**Written exercise:** Your answer should be a single number: the count of lines that include "ylabel".

Figure collection entries:
--- start ---

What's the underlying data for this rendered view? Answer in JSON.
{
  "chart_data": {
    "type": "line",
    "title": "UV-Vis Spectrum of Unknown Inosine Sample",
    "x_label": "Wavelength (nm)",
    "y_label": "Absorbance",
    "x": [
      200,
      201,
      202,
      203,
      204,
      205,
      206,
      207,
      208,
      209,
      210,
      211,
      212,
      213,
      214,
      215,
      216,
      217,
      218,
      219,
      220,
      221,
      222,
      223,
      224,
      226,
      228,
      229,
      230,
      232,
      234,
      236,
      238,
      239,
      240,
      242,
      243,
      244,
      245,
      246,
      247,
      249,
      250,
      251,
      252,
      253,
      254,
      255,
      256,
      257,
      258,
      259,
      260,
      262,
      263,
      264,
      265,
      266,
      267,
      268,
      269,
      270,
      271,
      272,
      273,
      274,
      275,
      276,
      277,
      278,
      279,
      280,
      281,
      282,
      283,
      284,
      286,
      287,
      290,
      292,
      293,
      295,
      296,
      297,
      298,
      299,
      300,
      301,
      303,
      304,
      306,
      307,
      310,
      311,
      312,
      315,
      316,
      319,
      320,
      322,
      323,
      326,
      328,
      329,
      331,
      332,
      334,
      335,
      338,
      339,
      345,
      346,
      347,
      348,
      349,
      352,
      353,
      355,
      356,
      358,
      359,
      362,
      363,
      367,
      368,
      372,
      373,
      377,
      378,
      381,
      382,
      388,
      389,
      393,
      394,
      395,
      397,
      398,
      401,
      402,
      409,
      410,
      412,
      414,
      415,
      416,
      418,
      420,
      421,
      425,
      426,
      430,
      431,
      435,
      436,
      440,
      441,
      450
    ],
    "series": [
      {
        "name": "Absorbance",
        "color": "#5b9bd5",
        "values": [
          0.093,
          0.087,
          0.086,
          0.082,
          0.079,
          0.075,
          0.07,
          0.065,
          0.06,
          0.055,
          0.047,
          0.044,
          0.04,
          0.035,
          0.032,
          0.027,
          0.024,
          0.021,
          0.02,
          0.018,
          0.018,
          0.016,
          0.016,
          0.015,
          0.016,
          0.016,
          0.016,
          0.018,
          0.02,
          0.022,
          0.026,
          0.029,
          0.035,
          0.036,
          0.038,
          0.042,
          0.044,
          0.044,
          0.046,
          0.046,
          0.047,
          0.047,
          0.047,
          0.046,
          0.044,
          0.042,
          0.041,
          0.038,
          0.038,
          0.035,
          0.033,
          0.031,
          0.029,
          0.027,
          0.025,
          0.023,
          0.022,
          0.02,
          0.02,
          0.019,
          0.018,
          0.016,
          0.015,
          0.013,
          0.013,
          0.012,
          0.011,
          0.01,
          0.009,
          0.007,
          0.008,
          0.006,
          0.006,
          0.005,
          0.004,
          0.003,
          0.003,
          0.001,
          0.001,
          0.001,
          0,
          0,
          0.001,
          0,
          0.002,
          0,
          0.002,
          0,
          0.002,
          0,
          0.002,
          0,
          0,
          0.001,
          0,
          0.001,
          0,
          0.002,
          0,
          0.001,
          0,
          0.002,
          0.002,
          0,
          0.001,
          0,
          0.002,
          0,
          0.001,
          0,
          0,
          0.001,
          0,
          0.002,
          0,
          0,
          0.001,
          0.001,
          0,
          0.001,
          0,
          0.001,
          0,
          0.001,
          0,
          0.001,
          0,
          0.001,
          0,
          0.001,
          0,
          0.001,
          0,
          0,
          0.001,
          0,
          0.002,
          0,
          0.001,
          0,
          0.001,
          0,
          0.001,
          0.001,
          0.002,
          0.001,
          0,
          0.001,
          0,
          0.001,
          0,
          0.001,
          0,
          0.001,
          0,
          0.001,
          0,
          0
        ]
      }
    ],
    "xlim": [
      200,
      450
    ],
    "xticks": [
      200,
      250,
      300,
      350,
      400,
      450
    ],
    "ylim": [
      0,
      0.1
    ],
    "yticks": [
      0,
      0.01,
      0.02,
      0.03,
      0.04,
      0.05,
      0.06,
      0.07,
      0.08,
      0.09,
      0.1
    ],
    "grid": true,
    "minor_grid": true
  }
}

--- end ---
--- start ---

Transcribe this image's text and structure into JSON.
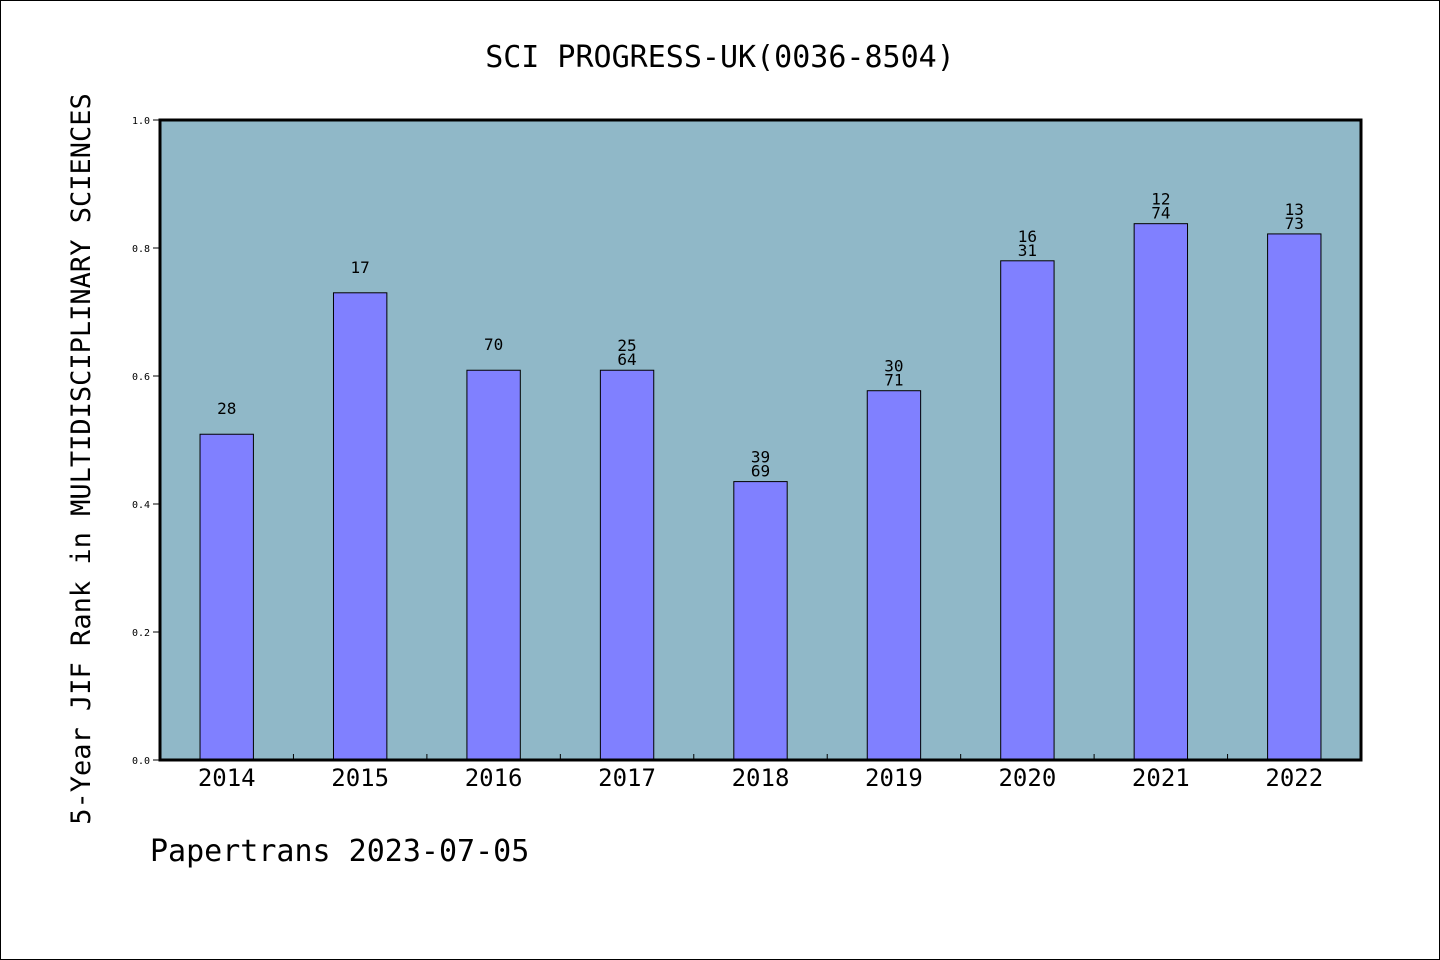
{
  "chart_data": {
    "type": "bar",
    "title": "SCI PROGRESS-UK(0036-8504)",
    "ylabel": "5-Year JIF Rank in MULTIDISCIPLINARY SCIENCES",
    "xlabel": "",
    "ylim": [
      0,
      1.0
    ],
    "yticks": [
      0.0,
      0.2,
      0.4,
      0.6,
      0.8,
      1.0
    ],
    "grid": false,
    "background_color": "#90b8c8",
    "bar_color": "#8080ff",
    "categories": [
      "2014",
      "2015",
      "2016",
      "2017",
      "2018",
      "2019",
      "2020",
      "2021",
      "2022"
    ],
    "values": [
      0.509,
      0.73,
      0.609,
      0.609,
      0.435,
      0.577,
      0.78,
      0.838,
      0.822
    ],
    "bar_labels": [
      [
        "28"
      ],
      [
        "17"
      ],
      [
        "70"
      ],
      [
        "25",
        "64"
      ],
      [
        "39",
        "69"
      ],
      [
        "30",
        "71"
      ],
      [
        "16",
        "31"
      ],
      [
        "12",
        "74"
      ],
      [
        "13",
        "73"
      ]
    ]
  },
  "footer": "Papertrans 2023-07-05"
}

--- end ---
--- start ---

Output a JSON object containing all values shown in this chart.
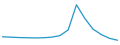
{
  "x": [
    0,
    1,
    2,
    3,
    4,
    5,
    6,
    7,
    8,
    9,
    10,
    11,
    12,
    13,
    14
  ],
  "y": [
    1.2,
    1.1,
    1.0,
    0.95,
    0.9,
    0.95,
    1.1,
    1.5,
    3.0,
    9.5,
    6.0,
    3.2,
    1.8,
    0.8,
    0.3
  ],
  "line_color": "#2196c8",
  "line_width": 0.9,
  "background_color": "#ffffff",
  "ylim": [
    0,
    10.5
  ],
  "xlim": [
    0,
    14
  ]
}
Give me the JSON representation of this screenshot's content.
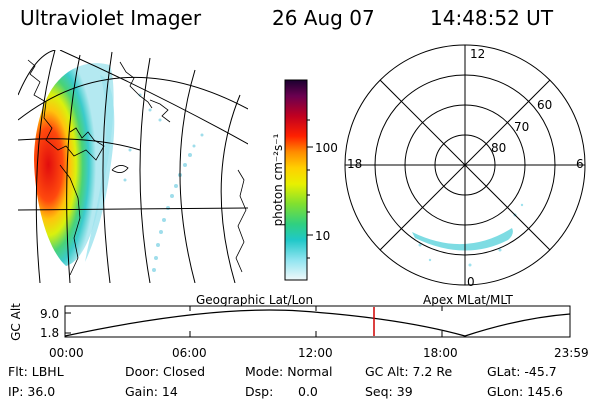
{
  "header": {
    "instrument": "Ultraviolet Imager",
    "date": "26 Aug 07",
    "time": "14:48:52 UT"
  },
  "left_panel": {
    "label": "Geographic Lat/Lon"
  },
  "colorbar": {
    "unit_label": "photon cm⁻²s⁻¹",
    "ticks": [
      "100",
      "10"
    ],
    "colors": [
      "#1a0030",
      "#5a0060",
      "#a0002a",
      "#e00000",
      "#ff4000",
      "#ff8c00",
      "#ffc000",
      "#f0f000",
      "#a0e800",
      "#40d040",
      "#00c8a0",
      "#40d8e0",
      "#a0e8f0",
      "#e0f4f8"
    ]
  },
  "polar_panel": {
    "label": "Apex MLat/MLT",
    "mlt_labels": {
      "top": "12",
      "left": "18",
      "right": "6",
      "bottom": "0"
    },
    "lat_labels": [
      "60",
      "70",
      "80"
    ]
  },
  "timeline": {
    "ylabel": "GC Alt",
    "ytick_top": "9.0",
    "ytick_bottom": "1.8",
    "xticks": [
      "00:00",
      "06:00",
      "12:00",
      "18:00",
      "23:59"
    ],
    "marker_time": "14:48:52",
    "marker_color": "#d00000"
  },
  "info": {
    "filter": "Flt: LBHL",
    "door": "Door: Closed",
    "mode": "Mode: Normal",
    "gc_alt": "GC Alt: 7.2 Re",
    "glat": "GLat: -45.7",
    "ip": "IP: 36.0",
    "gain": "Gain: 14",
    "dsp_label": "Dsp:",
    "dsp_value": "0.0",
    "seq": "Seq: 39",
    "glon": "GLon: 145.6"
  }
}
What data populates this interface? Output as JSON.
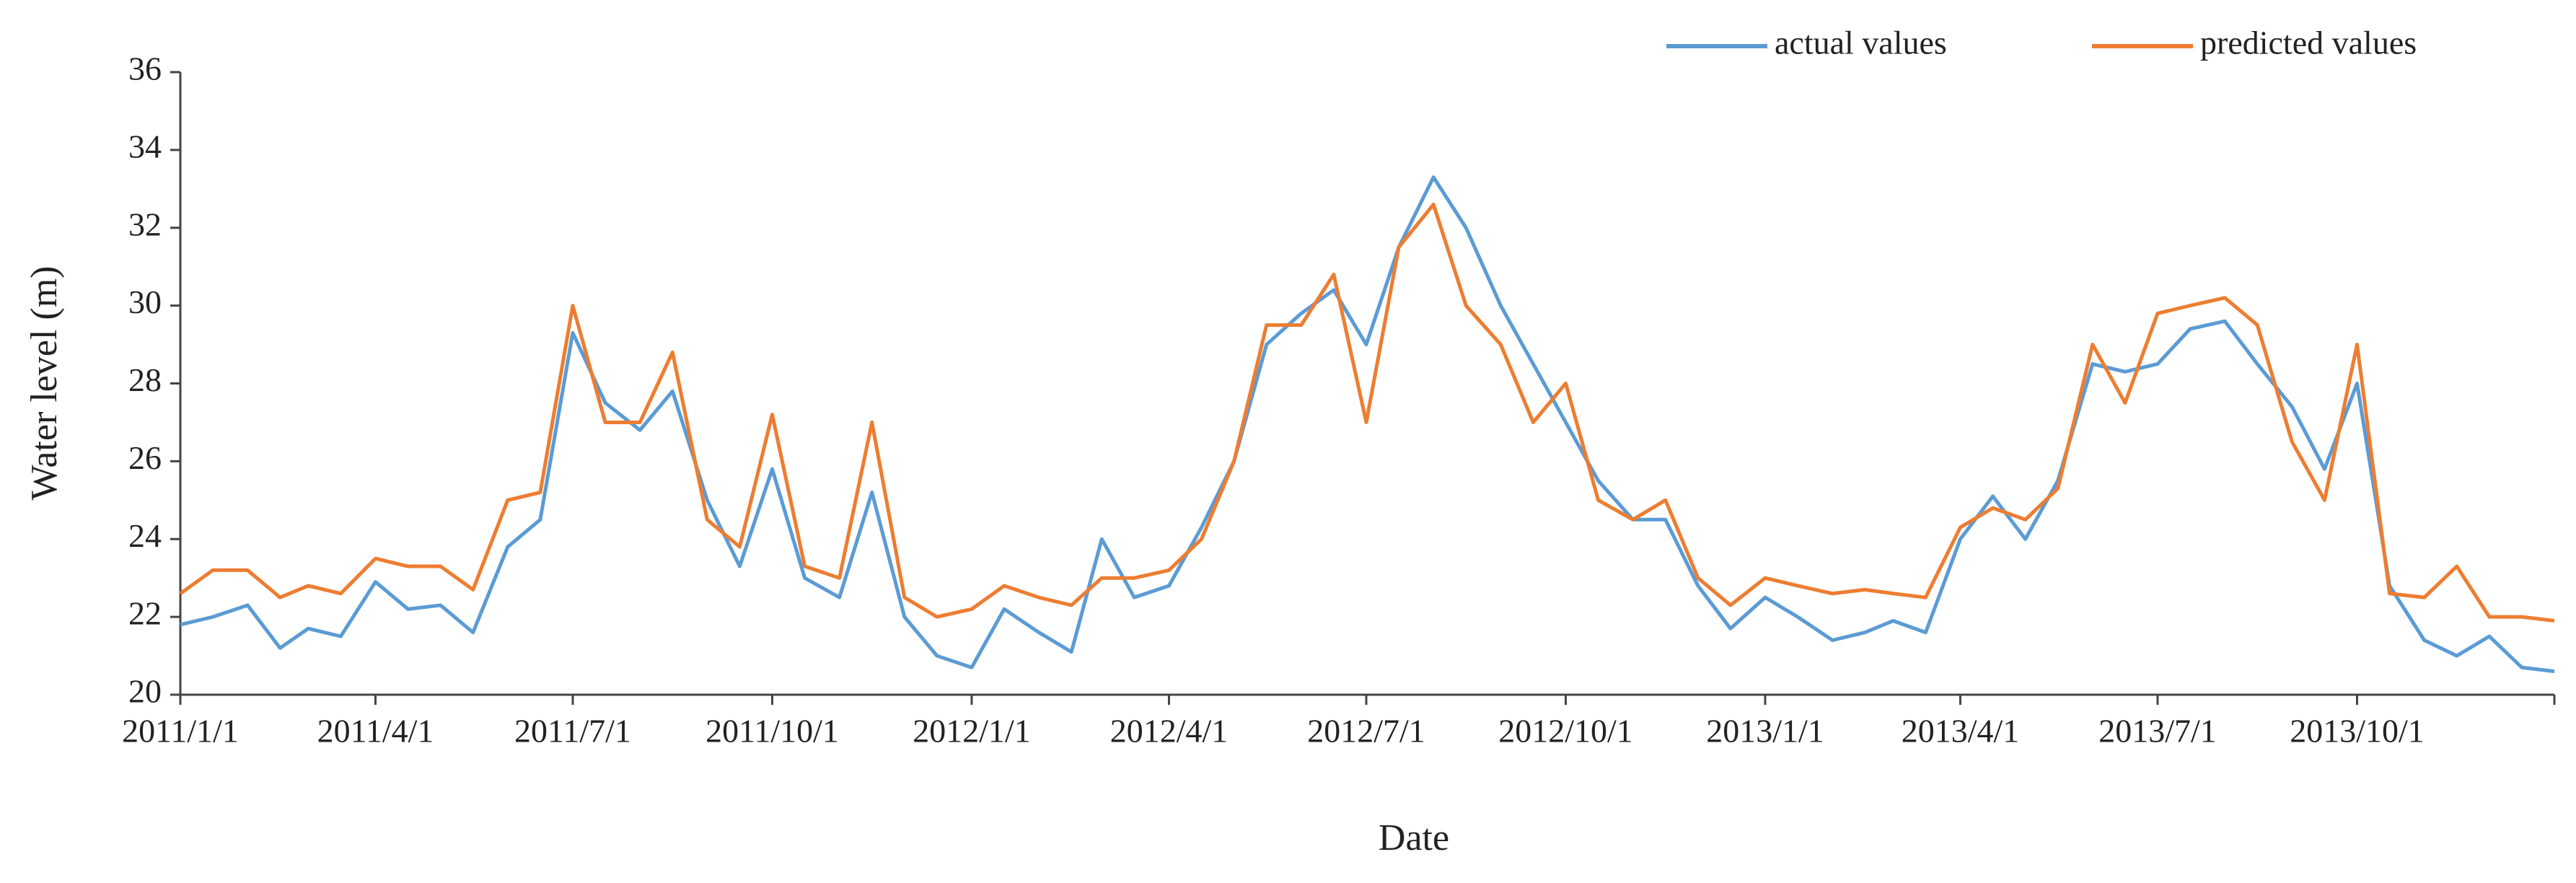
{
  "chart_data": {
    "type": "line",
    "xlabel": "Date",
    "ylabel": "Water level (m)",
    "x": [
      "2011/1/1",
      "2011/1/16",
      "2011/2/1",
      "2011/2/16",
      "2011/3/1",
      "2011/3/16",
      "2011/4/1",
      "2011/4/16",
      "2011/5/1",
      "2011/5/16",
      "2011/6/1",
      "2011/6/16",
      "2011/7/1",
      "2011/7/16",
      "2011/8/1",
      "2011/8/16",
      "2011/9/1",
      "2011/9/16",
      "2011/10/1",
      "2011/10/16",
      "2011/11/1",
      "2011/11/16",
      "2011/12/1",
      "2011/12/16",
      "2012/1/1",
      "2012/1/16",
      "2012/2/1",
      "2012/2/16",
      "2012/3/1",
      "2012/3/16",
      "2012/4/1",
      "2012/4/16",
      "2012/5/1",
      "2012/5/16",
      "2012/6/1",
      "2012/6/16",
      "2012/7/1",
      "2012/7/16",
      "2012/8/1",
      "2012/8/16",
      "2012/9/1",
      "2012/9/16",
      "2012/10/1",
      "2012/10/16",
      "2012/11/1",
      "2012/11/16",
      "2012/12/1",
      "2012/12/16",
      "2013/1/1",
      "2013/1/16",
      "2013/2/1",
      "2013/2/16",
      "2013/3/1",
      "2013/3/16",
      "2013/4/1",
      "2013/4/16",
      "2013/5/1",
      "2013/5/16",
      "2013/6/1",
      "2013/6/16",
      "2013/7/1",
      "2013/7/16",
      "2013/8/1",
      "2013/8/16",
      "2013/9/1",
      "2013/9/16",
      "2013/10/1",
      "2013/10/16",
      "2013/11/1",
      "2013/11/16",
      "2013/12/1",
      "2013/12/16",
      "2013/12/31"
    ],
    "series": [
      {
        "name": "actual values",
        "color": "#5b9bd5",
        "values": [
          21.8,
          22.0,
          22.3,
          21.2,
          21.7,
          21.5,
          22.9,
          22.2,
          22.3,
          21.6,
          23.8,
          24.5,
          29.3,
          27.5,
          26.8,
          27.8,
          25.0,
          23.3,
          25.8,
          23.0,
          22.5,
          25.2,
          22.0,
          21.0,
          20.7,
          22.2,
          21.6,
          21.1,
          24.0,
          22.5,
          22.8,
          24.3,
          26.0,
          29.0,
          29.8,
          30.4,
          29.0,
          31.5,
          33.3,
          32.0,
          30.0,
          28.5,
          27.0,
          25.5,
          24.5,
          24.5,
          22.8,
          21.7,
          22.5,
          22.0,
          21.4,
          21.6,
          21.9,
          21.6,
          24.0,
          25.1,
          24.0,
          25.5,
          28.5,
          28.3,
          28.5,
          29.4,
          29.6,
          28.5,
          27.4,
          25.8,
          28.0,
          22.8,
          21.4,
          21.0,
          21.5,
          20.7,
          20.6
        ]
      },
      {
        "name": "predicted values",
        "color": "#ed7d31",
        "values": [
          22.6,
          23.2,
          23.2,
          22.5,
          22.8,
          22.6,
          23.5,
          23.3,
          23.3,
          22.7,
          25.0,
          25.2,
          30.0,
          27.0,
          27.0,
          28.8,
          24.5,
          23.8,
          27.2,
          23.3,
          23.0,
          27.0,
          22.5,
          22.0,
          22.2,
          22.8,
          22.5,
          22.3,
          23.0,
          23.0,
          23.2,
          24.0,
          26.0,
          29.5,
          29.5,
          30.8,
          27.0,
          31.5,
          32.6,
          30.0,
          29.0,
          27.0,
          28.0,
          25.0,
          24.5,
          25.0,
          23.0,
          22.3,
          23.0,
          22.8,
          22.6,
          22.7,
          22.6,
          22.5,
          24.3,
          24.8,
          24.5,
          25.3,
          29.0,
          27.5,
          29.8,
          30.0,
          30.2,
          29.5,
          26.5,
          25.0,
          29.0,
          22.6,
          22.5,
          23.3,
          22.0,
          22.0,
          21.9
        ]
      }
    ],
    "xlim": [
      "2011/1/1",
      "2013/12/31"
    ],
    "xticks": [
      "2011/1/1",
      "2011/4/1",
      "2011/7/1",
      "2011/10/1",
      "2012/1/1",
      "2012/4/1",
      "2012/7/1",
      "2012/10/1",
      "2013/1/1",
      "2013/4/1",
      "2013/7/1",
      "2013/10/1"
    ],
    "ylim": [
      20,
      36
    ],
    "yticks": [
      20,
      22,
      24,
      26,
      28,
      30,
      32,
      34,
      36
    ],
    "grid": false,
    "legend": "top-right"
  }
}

--- end ---

**Final result:** 3